--- Start of Material for this task ---
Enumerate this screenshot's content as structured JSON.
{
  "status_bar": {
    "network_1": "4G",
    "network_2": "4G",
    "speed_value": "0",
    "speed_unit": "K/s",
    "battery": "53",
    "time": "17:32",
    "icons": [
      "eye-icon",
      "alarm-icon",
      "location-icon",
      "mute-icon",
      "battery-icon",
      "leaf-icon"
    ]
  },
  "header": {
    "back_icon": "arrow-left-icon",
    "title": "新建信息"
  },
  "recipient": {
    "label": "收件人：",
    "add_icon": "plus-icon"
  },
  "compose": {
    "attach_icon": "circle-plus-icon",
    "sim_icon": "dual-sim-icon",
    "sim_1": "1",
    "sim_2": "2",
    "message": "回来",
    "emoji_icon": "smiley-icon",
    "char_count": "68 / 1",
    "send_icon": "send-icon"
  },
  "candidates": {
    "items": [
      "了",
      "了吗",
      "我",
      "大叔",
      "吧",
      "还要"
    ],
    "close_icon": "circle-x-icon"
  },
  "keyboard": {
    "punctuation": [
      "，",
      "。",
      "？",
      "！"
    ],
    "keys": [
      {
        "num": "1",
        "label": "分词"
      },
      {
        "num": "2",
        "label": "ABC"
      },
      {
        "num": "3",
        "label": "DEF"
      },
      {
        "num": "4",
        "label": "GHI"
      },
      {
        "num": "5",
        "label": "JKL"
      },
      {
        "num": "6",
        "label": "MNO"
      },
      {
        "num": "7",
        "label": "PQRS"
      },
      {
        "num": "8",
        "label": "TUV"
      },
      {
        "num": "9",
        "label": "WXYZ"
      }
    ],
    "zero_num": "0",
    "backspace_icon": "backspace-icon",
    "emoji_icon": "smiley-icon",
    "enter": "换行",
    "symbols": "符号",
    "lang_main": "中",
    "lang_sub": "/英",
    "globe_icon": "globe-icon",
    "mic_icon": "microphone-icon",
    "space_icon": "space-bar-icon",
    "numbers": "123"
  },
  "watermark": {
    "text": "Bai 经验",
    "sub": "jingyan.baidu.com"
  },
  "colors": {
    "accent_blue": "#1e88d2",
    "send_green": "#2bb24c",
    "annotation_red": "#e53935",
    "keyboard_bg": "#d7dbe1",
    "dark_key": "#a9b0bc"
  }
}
--- End of Material for this task ---
■ What you are asked to do ■
Pull every line containing "label" out of the data above.

■ Solution to this problem ■
    "label": "收件人：",
        "label": "分词"
        "label": "ABC"
        "label": "DEF"
        "label": "GHI"
        "label": "JKL"
        "label": "MNO"
        "label": "PQRS"
        "label": "TUV"
        "label": "WXYZ"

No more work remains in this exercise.